* START SELECTED EXCERPT *
I've been thinking this through some more.  I'm going to use DuoCircle
outbound SMTP, but I have site local mail users for two of my domains,
and I'm a little icked out to have to run local mail through yet
another evilcorp.  So I'm provisionally going to have the local postfix
instances SMTP relay to a cloud postfix instance I manage.  The same
cloud server will host my dovecot and rspamd infra, so I can deliver 
internal mail to my domains myself.  Everything else outbound is
to be relayed to DuoCircle on a non standard port.  Similarly everything 
from my domain local postfix is relayed to my cloud postfix server on 
anon-standard port.  Then my local IMAPS clients just talk to my cloud
dovecot server, instead of the current local one.  That keeps everything
domain local under my control and theoretically encrypted.  Roamers talk 
encrypted to my cloud postfix instance too.  And my cloud dovecot
instance.

Now that wireguard is in the kernel I'm gearing up to setting up a
couple of geographically diverse VPN hosts for my roamers.  Of course
each will run the mail infra.

This has all been an inchoate mess in my head for a couple of years, and
this discussion caused it to coalesce, many thanks!  Anybody see any
gaping holes?  Well there is one hole: redundancy and/or backup.  I
generally just KISS:  two different hosts, near identical
configurations rsync'd on modification, one the primary MX and
the other secondary.  I've got dovecot replication running but I'm
unsure how useful it is.

There wouldn't be some sort of discussion group, like an old style email
list, where these things are routinely discussed maybe?  People are
probably weary of all this mail nonsense in -questions.
* END SELECTED EXCERPT *
* START DATASET RECORDS *
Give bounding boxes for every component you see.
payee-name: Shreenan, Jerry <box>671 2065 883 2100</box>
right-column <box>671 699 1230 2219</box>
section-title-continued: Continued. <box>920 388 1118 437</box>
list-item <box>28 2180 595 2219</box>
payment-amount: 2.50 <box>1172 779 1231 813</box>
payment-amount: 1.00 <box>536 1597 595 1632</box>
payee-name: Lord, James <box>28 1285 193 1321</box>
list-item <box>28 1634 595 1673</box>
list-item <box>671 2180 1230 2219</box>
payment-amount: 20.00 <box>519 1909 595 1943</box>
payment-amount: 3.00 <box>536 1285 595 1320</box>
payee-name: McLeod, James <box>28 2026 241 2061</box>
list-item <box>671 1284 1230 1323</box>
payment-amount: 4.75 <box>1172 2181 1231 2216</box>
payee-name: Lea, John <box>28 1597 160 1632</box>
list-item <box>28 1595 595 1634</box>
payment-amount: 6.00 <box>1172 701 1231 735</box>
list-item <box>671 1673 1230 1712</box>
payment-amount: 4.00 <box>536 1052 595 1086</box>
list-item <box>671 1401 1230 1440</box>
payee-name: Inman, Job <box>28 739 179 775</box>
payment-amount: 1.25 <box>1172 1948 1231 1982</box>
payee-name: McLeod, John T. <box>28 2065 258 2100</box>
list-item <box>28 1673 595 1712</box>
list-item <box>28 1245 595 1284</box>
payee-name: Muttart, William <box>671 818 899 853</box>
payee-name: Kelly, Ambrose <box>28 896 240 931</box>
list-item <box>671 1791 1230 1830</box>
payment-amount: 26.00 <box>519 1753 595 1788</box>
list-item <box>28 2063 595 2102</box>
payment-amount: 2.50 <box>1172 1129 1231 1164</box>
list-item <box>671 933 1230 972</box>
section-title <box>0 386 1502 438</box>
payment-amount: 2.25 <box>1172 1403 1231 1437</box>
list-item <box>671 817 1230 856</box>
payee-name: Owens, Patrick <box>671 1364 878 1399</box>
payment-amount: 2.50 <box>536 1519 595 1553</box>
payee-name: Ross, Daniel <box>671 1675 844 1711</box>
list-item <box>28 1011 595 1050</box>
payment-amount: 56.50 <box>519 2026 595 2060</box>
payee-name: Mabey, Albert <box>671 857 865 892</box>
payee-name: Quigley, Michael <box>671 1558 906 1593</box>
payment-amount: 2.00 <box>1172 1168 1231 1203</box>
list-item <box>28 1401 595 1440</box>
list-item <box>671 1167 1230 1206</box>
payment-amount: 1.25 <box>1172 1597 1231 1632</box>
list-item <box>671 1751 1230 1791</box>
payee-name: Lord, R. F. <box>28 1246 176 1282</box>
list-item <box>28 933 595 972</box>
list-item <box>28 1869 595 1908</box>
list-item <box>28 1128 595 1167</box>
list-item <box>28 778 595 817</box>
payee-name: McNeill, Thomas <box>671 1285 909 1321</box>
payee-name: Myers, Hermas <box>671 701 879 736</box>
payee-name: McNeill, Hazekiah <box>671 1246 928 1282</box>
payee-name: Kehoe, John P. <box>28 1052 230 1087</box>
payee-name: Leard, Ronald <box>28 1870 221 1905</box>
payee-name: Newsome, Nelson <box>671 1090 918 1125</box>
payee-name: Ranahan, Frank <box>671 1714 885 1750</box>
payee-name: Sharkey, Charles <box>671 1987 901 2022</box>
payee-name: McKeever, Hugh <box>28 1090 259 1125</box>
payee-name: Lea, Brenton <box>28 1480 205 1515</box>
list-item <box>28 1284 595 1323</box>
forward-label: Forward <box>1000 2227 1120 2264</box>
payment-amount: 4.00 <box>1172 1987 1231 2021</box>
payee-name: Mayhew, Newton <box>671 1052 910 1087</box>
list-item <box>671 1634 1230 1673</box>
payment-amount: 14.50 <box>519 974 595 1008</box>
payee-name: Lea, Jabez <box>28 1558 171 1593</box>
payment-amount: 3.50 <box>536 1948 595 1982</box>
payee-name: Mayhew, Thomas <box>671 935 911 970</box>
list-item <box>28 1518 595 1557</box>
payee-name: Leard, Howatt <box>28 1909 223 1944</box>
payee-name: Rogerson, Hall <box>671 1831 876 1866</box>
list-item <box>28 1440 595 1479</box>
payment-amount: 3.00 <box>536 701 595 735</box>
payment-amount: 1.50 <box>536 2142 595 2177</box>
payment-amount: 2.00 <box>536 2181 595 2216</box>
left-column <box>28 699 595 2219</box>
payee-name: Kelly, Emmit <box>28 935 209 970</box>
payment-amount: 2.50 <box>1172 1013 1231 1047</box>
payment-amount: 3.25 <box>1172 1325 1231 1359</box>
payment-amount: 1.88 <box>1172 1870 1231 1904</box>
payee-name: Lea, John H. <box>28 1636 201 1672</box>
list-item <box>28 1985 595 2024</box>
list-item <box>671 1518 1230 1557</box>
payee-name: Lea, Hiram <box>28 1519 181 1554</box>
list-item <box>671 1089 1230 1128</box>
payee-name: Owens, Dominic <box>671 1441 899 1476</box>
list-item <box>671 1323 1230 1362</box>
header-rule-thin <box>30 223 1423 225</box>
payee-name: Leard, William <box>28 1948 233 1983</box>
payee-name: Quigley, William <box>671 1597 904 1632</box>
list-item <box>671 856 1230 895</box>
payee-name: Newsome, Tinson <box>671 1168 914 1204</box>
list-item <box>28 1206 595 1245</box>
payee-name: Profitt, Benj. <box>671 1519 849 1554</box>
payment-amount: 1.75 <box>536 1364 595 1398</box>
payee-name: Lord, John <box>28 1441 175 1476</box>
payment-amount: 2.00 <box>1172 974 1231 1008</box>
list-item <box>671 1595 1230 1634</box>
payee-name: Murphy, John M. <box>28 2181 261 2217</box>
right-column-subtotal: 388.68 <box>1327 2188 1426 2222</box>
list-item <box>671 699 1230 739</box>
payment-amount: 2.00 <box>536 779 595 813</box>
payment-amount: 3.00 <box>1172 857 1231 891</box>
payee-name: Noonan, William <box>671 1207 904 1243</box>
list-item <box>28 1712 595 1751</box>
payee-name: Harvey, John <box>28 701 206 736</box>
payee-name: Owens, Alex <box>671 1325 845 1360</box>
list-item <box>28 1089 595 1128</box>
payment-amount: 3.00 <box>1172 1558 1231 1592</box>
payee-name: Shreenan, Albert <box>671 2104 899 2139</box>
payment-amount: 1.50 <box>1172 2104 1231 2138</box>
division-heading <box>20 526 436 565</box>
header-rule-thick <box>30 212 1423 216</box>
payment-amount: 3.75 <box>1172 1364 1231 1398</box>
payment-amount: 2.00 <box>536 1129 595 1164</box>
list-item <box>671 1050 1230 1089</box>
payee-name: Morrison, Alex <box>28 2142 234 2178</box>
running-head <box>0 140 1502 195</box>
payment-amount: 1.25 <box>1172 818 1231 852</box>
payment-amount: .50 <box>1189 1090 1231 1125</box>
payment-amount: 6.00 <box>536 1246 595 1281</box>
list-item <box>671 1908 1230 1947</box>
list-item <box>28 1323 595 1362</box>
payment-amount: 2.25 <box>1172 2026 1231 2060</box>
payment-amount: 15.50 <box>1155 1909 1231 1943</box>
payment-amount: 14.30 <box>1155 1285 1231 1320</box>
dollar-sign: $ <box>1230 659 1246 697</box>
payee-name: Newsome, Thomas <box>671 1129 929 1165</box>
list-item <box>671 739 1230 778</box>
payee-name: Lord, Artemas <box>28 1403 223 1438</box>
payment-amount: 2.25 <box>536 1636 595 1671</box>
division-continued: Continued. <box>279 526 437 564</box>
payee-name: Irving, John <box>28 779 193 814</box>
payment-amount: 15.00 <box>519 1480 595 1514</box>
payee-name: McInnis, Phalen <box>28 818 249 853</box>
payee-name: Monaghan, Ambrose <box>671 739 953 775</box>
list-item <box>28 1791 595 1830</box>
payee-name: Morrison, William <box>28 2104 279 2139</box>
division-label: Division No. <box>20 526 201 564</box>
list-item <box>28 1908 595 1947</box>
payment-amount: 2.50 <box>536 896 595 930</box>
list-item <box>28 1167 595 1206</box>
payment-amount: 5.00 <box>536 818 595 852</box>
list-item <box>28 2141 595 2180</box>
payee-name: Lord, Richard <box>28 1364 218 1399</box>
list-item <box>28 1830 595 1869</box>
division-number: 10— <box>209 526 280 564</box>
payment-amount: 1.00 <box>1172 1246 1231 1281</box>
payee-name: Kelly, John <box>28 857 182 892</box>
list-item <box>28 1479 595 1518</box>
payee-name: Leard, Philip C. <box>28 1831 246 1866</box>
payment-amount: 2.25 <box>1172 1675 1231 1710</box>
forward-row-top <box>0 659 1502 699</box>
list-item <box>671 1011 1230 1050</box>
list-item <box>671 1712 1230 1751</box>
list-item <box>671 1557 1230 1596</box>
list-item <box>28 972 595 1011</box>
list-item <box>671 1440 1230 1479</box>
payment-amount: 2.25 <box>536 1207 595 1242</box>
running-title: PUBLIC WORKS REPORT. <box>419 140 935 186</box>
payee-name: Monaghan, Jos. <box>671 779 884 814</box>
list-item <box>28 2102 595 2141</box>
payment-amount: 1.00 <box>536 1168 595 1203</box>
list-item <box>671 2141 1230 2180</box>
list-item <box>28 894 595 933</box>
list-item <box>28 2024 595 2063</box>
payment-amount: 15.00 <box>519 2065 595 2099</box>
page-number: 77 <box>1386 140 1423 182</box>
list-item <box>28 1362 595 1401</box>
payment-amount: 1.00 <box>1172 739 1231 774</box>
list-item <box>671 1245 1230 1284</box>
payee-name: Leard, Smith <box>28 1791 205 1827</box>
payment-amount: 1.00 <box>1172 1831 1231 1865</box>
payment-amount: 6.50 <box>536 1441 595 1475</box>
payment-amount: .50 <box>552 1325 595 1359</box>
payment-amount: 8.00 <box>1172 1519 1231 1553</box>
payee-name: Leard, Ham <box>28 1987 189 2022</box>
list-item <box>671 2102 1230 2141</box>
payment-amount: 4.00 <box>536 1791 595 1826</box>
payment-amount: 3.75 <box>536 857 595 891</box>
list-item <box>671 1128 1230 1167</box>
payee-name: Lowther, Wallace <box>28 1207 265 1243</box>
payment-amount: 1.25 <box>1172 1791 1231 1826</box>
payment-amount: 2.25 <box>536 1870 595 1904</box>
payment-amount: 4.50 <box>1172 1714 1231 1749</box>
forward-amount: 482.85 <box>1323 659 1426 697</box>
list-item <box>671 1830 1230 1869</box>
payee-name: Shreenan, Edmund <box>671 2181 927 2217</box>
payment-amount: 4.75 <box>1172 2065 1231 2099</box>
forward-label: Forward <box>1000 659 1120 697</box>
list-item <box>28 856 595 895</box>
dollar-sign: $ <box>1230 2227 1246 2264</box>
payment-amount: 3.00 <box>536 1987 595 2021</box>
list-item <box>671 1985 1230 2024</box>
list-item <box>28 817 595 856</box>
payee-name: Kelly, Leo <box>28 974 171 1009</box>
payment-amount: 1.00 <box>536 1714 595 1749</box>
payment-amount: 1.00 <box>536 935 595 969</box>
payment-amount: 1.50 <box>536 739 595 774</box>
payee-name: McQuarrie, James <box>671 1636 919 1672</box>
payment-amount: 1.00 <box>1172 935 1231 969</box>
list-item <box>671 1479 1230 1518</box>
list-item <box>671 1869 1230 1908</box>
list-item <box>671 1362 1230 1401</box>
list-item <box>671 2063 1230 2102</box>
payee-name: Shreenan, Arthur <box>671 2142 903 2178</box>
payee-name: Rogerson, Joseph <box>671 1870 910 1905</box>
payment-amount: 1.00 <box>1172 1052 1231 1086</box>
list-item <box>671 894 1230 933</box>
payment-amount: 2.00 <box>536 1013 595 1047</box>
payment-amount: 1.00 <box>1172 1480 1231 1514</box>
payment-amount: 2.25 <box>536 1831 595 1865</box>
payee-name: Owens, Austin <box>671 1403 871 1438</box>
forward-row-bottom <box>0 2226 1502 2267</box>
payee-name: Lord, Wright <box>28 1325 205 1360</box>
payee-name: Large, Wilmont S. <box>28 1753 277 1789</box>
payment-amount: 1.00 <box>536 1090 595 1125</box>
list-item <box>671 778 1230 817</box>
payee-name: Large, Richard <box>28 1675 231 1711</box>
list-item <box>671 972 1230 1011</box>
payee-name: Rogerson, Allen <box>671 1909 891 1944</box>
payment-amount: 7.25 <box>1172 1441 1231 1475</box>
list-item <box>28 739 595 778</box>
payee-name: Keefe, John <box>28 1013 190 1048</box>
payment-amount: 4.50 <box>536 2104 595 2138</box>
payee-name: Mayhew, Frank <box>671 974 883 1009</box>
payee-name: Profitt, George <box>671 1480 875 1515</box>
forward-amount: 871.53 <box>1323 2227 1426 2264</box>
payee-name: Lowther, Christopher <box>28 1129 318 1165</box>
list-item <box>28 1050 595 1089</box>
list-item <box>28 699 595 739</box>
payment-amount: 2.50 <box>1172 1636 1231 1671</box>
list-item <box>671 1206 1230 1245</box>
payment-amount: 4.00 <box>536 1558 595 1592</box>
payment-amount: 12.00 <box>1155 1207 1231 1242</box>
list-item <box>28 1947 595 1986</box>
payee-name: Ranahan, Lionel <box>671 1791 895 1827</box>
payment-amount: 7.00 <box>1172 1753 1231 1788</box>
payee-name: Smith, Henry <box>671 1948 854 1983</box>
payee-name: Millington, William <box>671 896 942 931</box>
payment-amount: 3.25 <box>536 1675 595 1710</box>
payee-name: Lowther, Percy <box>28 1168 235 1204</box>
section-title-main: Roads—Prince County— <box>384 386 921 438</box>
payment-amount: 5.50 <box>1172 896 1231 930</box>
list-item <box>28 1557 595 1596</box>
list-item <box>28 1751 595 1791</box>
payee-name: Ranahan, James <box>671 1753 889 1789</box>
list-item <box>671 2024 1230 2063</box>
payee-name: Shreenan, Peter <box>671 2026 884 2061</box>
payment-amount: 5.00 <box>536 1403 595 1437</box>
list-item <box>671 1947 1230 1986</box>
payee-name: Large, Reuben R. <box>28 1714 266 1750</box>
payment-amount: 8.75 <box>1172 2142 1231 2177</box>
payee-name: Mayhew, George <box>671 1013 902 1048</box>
* END DATASET RECORDS *
▶ **REQUIRED ACTIONS**
1/ In the mail setup post, which service does the writer plan to use for outbound SMTP?
2/ Transcribe the records from their first line through the line containing "list-item <box>28 1634 595 1673</box>", including both ends.
The mail setup post and the records are unrelated pieces of material.

▶ **FINAL ANSWERS**
1/ DuoCircle

2/
Give bounding boxes for every component you see.
payee-name: Shreenan, Jerry <box>671 2065 883 2100</box>
right-column <box>671 699 1230 2219</box>
section-title-continued: Continued. <box>920 388 1118 437</box>
list-item <box>28 2180 595 2219</box>
payment-amount: 2.50 <box>1172 779 1231 813</box>
payment-amount: 1.00 <box>536 1597 595 1632</box>
payee-name: Lord, James <box>28 1285 193 1321</box>
list-item <box>28 1634 595 1673</box>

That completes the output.